THE TASK
How many of these lines hold the string "கழகச"? Answer with the number only.

THE DATA
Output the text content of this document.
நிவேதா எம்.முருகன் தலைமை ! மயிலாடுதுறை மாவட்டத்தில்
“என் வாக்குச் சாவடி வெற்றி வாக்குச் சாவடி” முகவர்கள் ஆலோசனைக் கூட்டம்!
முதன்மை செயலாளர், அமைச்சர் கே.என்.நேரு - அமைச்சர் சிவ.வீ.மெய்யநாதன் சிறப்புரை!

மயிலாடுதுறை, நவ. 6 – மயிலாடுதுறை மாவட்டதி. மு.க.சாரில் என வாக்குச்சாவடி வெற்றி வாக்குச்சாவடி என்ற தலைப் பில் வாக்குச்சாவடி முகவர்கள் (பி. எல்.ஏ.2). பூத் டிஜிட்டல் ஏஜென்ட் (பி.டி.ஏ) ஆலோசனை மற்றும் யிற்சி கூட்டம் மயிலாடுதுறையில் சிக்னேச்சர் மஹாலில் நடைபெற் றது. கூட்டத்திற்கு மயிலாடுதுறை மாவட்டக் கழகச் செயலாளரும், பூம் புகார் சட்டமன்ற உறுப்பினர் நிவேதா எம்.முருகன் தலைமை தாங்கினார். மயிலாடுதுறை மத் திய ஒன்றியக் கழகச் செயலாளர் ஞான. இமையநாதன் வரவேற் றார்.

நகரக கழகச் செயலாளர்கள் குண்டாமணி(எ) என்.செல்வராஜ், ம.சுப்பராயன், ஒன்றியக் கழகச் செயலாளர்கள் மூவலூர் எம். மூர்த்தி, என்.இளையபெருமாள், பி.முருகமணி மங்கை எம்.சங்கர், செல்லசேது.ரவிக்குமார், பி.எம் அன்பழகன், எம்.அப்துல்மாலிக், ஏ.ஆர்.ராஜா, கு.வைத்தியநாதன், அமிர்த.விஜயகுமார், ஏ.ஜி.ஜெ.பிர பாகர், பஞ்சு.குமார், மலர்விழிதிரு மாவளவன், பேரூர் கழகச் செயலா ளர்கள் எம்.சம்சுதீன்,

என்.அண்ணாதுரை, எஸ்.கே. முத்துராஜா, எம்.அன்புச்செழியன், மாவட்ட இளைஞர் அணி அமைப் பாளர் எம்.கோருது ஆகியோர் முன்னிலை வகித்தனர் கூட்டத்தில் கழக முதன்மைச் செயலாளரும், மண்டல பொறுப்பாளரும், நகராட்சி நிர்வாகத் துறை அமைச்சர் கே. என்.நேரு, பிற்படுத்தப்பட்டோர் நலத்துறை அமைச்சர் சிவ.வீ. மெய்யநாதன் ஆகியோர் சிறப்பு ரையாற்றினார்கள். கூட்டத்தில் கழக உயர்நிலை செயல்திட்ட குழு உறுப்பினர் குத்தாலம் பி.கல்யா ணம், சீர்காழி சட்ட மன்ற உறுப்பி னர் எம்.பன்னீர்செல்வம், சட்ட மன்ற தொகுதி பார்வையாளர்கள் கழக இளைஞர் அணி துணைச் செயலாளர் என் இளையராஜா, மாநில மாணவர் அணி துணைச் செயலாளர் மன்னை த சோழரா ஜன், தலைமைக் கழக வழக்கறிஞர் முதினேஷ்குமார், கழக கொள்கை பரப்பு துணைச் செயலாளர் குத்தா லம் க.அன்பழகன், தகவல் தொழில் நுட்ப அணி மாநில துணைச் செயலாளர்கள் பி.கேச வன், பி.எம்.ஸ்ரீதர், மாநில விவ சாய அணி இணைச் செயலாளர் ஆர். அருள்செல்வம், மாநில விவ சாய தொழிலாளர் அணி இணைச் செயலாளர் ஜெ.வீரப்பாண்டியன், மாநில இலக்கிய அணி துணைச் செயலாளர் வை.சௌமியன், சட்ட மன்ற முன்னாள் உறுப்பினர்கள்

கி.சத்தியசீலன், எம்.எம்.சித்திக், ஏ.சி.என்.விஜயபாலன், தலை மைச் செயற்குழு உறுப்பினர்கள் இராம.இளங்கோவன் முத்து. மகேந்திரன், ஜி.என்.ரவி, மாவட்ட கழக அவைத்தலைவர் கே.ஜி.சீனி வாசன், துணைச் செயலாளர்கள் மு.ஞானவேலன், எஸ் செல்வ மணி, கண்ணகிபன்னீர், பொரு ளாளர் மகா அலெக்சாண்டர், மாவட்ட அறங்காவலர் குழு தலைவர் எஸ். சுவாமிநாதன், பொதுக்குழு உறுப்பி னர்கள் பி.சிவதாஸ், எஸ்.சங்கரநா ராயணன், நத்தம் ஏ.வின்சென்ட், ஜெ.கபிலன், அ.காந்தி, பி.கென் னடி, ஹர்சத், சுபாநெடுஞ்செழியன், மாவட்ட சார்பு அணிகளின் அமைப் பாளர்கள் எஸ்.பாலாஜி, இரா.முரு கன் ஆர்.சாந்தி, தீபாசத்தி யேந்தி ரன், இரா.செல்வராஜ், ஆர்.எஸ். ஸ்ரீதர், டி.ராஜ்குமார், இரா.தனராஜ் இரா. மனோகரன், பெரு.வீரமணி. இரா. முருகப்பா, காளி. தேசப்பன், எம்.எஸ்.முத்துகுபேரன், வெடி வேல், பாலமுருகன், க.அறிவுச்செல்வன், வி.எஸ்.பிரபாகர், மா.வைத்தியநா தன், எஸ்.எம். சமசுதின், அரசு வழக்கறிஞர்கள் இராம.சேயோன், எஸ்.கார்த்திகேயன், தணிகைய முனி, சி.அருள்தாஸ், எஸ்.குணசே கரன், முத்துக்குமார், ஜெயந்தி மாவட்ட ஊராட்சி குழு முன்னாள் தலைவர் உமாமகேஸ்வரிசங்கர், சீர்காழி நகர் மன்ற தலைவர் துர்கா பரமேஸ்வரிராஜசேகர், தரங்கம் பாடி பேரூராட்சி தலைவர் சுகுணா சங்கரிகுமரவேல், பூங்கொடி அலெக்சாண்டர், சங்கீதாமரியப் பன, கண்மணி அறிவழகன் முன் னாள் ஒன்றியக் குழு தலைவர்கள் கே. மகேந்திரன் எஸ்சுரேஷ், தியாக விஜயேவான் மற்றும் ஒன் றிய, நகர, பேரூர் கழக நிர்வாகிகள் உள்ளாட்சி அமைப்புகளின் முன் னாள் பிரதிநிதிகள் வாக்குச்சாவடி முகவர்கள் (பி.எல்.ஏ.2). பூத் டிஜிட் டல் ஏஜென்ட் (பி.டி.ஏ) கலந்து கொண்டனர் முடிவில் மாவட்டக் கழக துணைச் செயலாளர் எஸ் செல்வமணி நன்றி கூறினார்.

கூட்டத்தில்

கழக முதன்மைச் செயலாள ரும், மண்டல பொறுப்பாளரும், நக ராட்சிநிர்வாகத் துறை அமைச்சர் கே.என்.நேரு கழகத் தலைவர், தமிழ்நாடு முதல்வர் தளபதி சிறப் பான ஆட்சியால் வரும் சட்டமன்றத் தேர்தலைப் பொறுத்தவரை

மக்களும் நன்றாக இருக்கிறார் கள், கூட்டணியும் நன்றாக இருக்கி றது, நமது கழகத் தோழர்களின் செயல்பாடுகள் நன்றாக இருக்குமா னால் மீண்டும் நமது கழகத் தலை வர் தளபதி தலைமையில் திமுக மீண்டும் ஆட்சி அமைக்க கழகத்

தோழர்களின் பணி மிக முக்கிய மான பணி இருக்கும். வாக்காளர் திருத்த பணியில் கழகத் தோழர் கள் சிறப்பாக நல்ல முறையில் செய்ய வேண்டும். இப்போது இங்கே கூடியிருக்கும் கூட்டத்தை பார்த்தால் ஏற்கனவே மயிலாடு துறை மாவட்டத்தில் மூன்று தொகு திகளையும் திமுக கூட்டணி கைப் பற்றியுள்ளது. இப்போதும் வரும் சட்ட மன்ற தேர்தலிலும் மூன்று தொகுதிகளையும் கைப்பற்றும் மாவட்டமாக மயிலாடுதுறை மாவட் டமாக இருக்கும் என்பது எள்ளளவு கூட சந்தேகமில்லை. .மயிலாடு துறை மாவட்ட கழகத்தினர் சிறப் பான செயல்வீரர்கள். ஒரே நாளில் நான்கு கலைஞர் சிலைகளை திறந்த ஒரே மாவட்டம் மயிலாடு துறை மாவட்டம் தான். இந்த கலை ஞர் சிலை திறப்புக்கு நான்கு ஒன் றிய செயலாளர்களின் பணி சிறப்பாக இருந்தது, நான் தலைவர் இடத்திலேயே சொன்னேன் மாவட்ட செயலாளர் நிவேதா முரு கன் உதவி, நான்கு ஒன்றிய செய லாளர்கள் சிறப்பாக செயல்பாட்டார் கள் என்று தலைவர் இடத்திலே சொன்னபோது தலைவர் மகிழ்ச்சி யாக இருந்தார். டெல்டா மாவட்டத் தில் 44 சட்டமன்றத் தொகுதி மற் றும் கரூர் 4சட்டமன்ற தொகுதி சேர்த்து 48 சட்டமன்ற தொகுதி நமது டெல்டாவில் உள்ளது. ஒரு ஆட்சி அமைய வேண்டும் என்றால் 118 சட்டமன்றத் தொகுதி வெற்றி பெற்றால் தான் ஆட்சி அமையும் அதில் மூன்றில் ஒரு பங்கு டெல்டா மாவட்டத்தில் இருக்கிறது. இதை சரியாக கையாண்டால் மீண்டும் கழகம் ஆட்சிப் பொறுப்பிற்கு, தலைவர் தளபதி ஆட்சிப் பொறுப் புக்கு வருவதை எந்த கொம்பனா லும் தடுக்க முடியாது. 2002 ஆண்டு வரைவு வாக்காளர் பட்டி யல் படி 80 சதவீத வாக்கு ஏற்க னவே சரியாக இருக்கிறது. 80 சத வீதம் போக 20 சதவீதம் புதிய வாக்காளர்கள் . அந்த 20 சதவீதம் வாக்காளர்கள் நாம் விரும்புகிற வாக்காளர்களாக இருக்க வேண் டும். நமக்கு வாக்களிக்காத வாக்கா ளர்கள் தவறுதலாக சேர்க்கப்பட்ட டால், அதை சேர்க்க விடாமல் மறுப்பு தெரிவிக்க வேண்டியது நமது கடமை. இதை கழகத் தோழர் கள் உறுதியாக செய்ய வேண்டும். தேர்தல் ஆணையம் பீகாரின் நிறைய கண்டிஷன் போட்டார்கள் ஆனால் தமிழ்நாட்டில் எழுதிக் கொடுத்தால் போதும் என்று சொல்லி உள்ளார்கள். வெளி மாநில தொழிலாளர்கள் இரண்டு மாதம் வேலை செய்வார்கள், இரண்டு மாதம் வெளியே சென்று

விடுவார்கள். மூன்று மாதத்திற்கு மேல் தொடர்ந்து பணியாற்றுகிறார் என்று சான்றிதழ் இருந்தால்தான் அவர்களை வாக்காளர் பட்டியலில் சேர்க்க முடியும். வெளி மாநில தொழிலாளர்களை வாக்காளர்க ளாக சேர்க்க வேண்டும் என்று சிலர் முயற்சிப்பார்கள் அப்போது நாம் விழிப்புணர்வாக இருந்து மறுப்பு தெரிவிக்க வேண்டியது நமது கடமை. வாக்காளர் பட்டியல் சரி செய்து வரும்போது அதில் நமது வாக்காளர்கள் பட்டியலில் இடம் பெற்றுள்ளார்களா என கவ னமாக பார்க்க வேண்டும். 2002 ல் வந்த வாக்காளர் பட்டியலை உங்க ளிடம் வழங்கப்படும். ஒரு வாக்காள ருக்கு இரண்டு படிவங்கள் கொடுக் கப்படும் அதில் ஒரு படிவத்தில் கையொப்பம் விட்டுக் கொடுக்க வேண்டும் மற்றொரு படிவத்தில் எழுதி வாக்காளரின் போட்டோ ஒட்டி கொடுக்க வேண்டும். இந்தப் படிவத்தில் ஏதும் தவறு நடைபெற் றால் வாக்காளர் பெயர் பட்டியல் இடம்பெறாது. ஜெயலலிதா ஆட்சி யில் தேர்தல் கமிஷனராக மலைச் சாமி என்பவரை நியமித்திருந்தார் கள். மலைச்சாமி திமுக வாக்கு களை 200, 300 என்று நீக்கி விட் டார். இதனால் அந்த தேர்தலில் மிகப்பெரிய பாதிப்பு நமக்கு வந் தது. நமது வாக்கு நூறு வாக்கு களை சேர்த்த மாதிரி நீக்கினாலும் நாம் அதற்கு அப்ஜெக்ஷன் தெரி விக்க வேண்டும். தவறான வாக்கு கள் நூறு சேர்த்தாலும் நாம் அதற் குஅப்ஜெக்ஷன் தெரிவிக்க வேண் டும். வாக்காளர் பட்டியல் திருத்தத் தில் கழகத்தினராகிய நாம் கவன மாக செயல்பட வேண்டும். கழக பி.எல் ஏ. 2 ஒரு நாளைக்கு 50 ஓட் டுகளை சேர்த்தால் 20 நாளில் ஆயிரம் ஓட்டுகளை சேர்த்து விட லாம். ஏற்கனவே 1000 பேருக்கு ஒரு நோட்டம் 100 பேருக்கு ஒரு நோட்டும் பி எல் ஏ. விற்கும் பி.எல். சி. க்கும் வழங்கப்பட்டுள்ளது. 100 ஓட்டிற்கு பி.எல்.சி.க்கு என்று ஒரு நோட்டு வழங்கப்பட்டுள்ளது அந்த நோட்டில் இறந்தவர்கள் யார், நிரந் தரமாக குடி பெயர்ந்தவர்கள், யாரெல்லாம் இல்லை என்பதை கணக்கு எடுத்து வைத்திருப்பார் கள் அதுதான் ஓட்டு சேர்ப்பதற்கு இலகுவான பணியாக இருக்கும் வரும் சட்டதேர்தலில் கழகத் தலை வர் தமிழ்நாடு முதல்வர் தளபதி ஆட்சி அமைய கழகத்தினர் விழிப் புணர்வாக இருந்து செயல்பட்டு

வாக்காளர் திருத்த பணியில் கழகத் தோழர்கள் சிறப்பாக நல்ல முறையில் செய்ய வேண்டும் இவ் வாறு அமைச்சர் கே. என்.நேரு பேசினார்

EXPECTED OUTPUT
2